(Page element annotations)
/---

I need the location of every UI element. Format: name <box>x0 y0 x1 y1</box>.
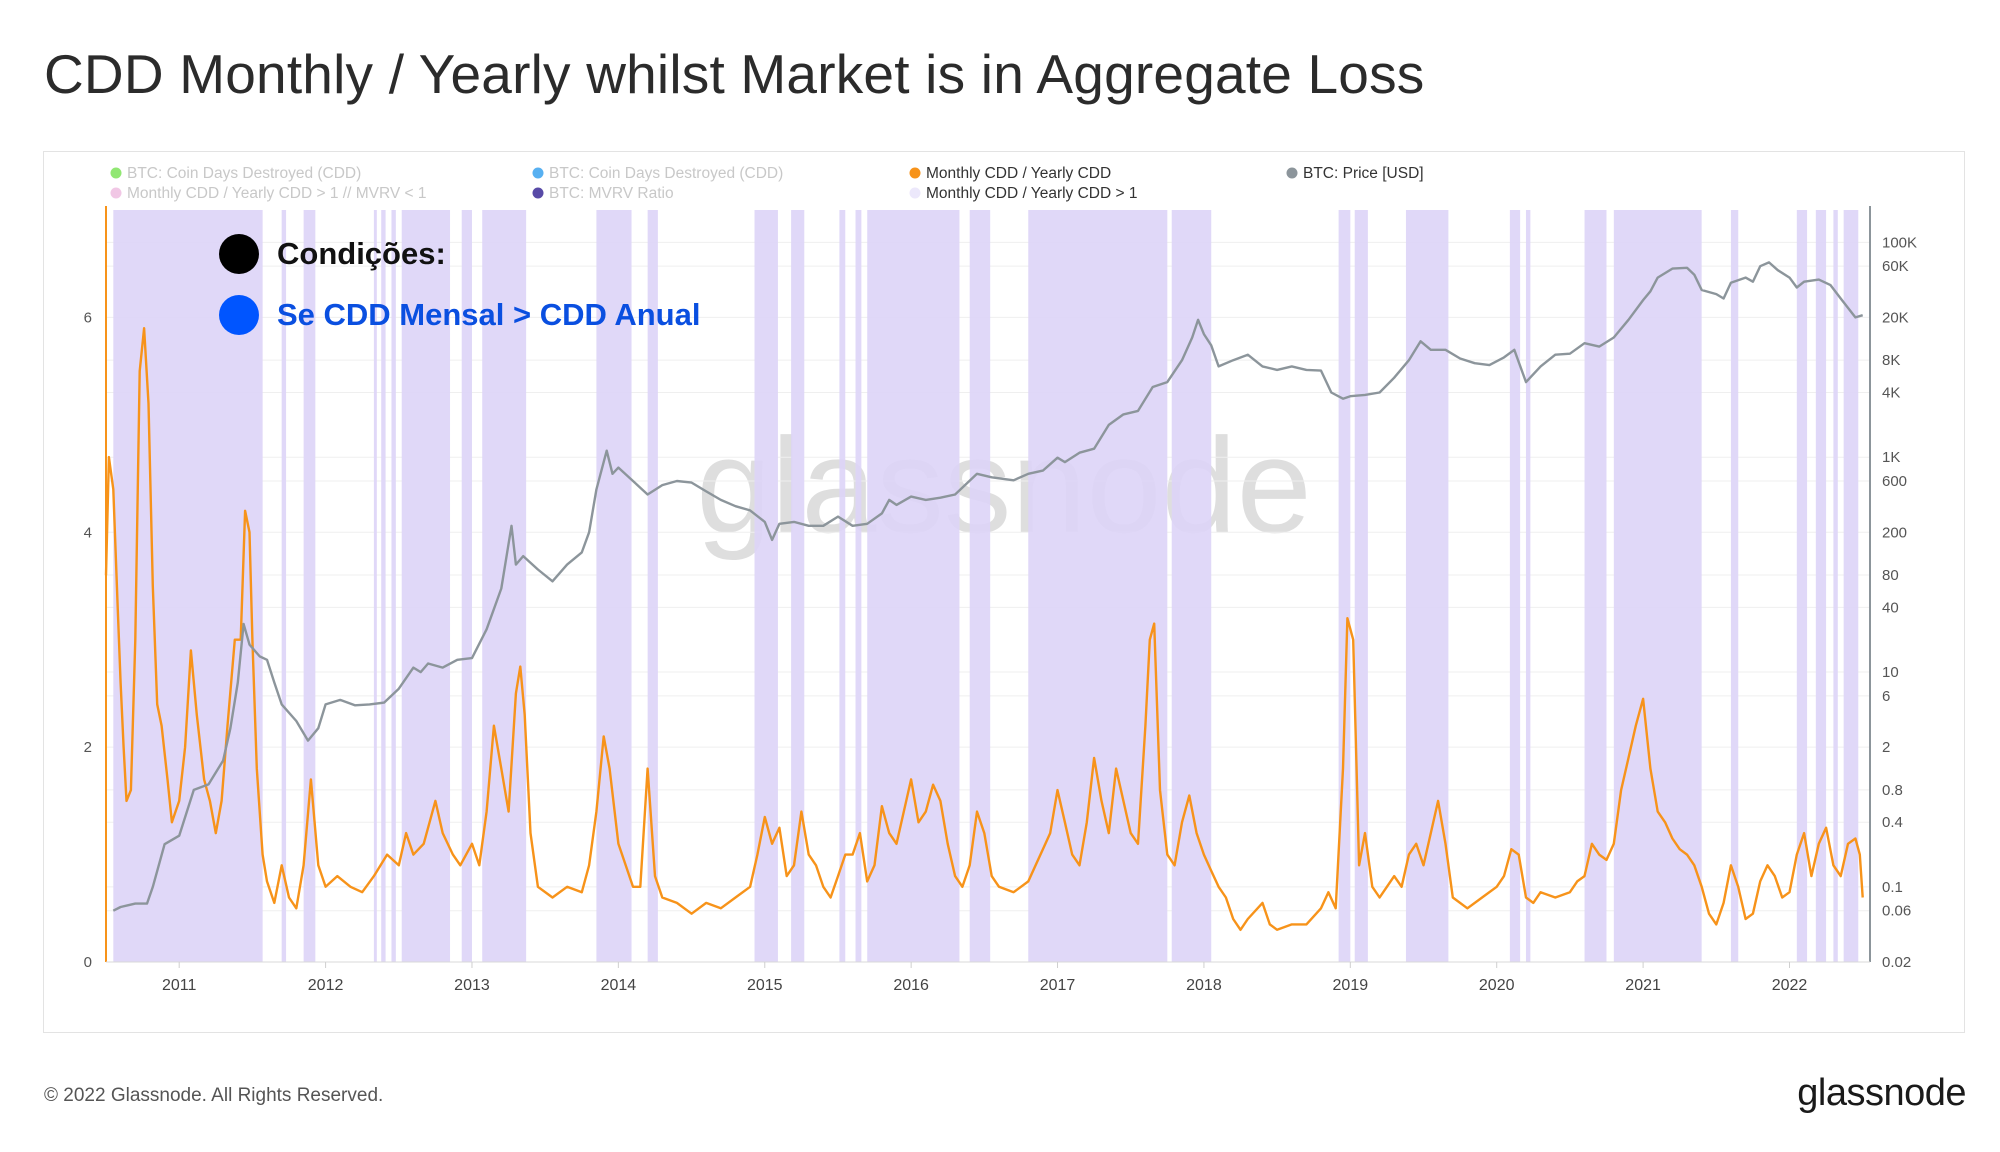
y-left-tick-label: 0 <box>84 954 92 971</box>
y-right-tick-label: 4K <box>1882 385 1900 402</box>
annotation-text: Se CDD Mensal > CDD Anual <box>277 297 700 332</box>
legend-label: BTC: Coin Days Destroyed (CDD) <box>549 165 783 182</box>
chart-frame: glassnode 2011 2012 2013 2014 2015 2016 2017 20… <box>43 151 1965 1033</box>
x-tick-label: 2014 <box>601 977 637 994</box>
x-tick-label: 2018 <box>1186 977 1222 994</box>
shaded-period <box>482 210 527 962</box>
x-tick-label: 2020 <box>1479 977 1515 994</box>
shaded-period <box>1843 210 1859 962</box>
y-right-tick-label: 0.02 <box>1882 954 1911 971</box>
legend-label: Monthly CDD / Yearly CDD > 1 // MVRV < 1 <box>127 185 427 202</box>
shaded-period <box>754 210 778 962</box>
y-right-tick-label: 0.8 <box>1882 782 1903 799</box>
shaded-period <box>1584 210 1607 962</box>
y-left-tick-label: 6 <box>84 309 92 326</box>
y-right-tick-label: 2 <box>1882 739 1890 756</box>
y-right-tick-label: 20K <box>1882 309 1909 326</box>
y-right-tick-label: 600 <box>1882 473 1907 490</box>
legend-marker <box>532 167 544 179</box>
y-right-tick-label: 80 <box>1882 567 1899 584</box>
y-right-tick-label: 0.06 <box>1882 903 1911 920</box>
shaded-period <box>1028 210 1168 962</box>
shaded-period <box>281 210 287 962</box>
shaded-period <box>303 210 316 962</box>
x-tick-label: 2021 <box>1625 977 1661 994</box>
axes: 2011 2012 2013 2014 2015 2016 2017 2018 2019 2020… <box>84 206 1917 994</box>
y-right-tick-label: 1K <box>1882 449 1900 466</box>
shaded-period <box>113 210 263 962</box>
annotation-text: Condições: <box>277 236 446 271</box>
y-right-tick-label: 60K <box>1882 258 1909 275</box>
legend-marker <box>909 167 921 179</box>
shaded-period <box>647 210 658 962</box>
legend-marker <box>110 167 122 179</box>
y-right-tick-label: 10 <box>1882 664 1899 681</box>
x-tick-label: 2015 <box>747 977 783 994</box>
shaded-period <box>461 210 472 962</box>
legend-marker <box>110 187 122 199</box>
shaded-period <box>1730 210 1739 962</box>
shaded-period <box>791 210 805 962</box>
y-right-tick-label: 8K <box>1882 352 1900 369</box>
shaded-period <box>1509 210 1521 962</box>
shaded-period <box>969 210 991 962</box>
legend-label: Monthly CDD / Yearly CDD > 1 <box>926 185 1137 202</box>
shaded-period <box>1796 210 1808 962</box>
x-tick-label: 2019 <box>1333 977 1369 994</box>
series-line <box>104 327 1864 931</box>
legend-label: BTC: Price [USD] <box>1303 165 1424 182</box>
shaded-period <box>381 210 386 962</box>
shaded-period <box>1338 210 1351 962</box>
y-right-tick-label: 0.1 <box>1882 879 1903 896</box>
shaded-period <box>839 210 846 962</box>
shaded-period <box>373 210 377 962</box>
watermark: glassnode <box>696 410 1311 561</box>
annotations: Condições: Se CDD Mensal > CDD Anual <box>219 234 700 335</box>
shaded-period <box>1613 210 1702 962</box>
y-right-tick-label: 0.4 <box>1882 814 1903 831</box>
shaded-period <box>1354 210 1368 962</box>
x-tick-label: 2022 <box>1772 977 1808 994</box>
x-tick-label: 2017 <box>1040 977 1076 994</box>
series-line <box>112 261 1864 912</box>
chart: glassnode 2011 2012 2013 2014 2015 2016 2017 20… <box>84 165 1917 994</box>
page-title: CDD Monthly / Yearly whilst Market is in… <box>44 43 1425 105</box>
legend-label: BTC: Coin Days Destroyed (CDD) <box>127 165 361 182</box>
shaded-period <box>1405 210 1449 962</box>
shaded-period <box>1525 210 1531 962</box>
shaded-period <box>391 210 396 962</box>
legend-marker <box>909 187 921 199</box>
x-tick-label: 2013 <box>454 977 490 994</box>
legend: BTC: Coin Days Destroyed (CDD) BTC: Coin … <box>110 165 1424 202</box>
glassnode-logo: glassnode <box>1797 1072 1966 1114</box>
shaded-period <box>1815 210 1827 962</box>
x-tick-label: 2012 <box>308 977 344 994</box>
shaded-period <box>855 210 862 962</box>
annotation-dot <box>219 234 259 274</box>
y-right-tick-label: 100K <box>1882 234 1917 251</box>
y-right-tick-label: 6 <box>1882 688 1890 705</box>
series-lines <box>104 261 1864 931</box>
legend-marker <box>1286 167 1298 179</box>
annotation-dot <box>219 295 259 335</box>
x-tick-label: 2016 <box>893 977 929 994</box>
legend-marker <box>532 187 544 199</box>
shaded-period <box>1833 210 1838 962</box>
shaded-period <box>596 210 632 962</box>
x-tick-label: 2011 <box>162 977 197 994</box>
y-left-tick-label: 2 <box>84 739 92 756</box>
legend-label: BTC: MVRV Ratio <box>549 185 674 202</box>
y-right-tick-label: 200 <box>1882 524 1907 541</box>
y-left-tick-label: 4 <box>84 524 92 541</box>
legend-label: Monthly CDD / Yearly CDD <box>926 165 1111 182</box>
footer-copyright: © 2022 Glassnode. All Rights Reserved. <box>44 1085 384 1106</box>
shaded-period <box>867 210 960 962</box>
y-right-tick-label: 40 <box>1882 599 1899 616</box>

\---

**Task:**
Duplicate each line of the records above character for character, leaving out the pictures.

**Task result:**
I need the location of every UI element. Format: name <box>x0 y0 x1 y1</box>.
y-left-tick-label: 0 <box>84 954 92 971</box>
y-right-tick-label: 4K <box>1882 385 1900 402</box>
annotation-text: Se CDD Mensal > CDD Anual <box>277 297 700 332</box>
legend-label: BTC: Coin Days Destroyed (CDD) <box>549 165 783 182</box>
chart-frame: glassnode 2011 2012 2013 2014 2015 2016 2017 20… <box>43 151 1965 1033</box>
x-tick-label: 2014 <box>601 977 637 994</box>
x-tick-label: 2018 <box>1186 977 1222 994</box>
shaded-period <box>482 210 527 962</box>
x-tick-label: 2020 <box>1479 977 1515 994</box>
shaded-period <box>1843 210 1859 962</box>
y-right-tick-label: 0.02 <box>1882 954 1911 971</box>
legend-label: Monthly CDD / Yearly CDD > 1 // MVRV < 1 <box>127 185 427 202</box>
shaded-period <box>754 210 778 962</box>
y-right-tick-label: 0.8 <box>1882 782 1903 799</box>
shaded-period <box>1584 210 1607 962</box>
y-left-tick-label: 6 <box>84 309 92 326</box>
y-right-tick-label: 2 <box>1882 739 1890 756</box>
y-right-tick-label: 20K <box>1882 309 1909 326</box>
y-right-tick-label: 600 <box>1882 473 1907 490</box>
legend-marker <box>532 167 544 179</box>
y-right-tick-label: 80 <box>1882 567 1899 584</box>
y-right-tick-label: 0.06 <box>1882 903 1911 920</box>
shaded-period <box>1028 210 1168 962</box>
shaded-period <box>281 210 287 962</box>
shaded-period <box>303 210 316 962</box>
x-tick-label: 2021 <box>1625 977 1661 994</box>
axes: 2011 2012 2013 2014 2015 2016 2017 2018 2019 2020… <box>84 206 1917 994</box>
y-right-tick-label: 1K <box>1882 449 1900 466</box>
shaded-period <box>113 210 263 962</box>
annotation-text: Condições: <box>277 236 446 271</box>
y-right-tick-label: 60K <box>1882 258 1909 275</box>
legend-marker <box>909 167 921 179</box>
shaded-period <box>647 210 658 962</box>
legend-marker <box>110 167 122 179</box>
y-right-tick-label: 10 <box>1882 664 1899 681</box>
x-tick-label: 2015 <box>747 977 783 994</box>
shaded-period <box>461 210 472 962</box>
legend-marker <box>110 187 122 199</box>
shaded-period <box>1730 210 1739 962</box>
shaded-period <box>791 210 805 962</box>
y-right-tick-label: 8K <box>1882 352 1900 369</box>
shaded-period <box>1509 210 1521 962</box>
shaded-period <box>969 210 991 962</box>
legend-label: Monthly CDD / Yearly CDD > 1 <box>926 185 1137 202</box>
shaded-period <box>1796 210 1808 962</box>
x-tick-label: 2019 <box>1333 977 1369 994</box>
series-line <box>104 327 1864 931</box>
legend-label: BTC: Price [USD] <box>1303 165 1424 182</box>
shaded-period <box>381 210 386 962</box>
shaded-period <box>1338 210 1351 962</box>
y-right-tick-label: 0.1 <box>1882 879 1903 896</box>
shaded-period <box>839 210 846 962</box>
shaded-period <box>373 210 377 962</box>
watermark: glassnode <box>696 410 1311 561</box>
annotations: Condições: Se CDD Mensal > CDD Anual <box>219 234 700 335</box>
shaded-period <box>1613 210 1702 962</box>
y-right-tick-label: 0.4 <box>1882 814 1903 831</box>
shaded-period <box>1354 210 1368 962</box>
x-tick-label: 2022 <box>1772 977 1808 994</box>
x-tick-label: 2017 <box>1040 977 1076 994</box>
series-line <box>112 261 1864 912</box>
chart: glassnode 2011 2012 2013 2014 2015 2016 2017 20… <box>84 165 1917 994</box>
page-title: CDD Monthly / Yearly whilst Market is in… <box>44 43 1425 105</box>
legend-label: BTC: Coin Days Destroyed (CDD) <box>127 165 361 182</box>
shaded-period <box>1405 210 1449 962</box>
shaded-period <box>1525 210 1531 962</box>
shaded-period <box>391 210 396 962</box>
legend-marker <box>909 187 921 199</box>
x-tick-label: 2013 <box>454 977 490 994</box>
legend: BTC: Coin Days Destroyed (CDD) BTC: Coin … <box>110 165 1424 202</box>
glassnode-logo: glassnode <box>1797 1072 1966 1114</box>
shaded-period <box>1815 210 1827 962</box>
x-tick-label: 2012 <box>308 977 344 994</box>
shaded-period <box>855 210 862 962</box>
annotation-dot <box>219 234 259 274</box>
y-right-tick-label: 100K <box>1882 234 1917 251</box>
y-right-tick-label: 6 <box>1882 688 1890 705</box>
series-lines <box>104 261 1864 931</box>
legend-marker <box>1286 167 1298 179</box>
annotation-dot <box>219 295 259 335</box>
x-tick-label: 2016 <box>893 977 929 994</box>
legend-marker <box>532 187 544 199</box>
shaded-period <box>1833 210 1838 962</box>
shaded-period <box>596 210 632 962</box>
x-tick-label: 2011 <box>162 977 197 994</box>
y-left-tick-label: 2 <box>84 739 92 756</box>
legend-label: BTC: MVRV Ratio <box>549 185 674 202</box>
y-right-tick-label: 200 <box>1882 524 1907 541</box>
y-left-tick-label: 4 <box>84 524 92 541</box>
legend-label: Monthly CDD / Yearly CDD <box>926 165 1111 182</box>
footer-copyright: © 2022 Glassnode. All Rights Reserved. <box>44 1085 384 1106</box>
shaded-period <box>867 210 960 962</box>
y-right-tick-label: 40 <box>1882 599 1899 616</box>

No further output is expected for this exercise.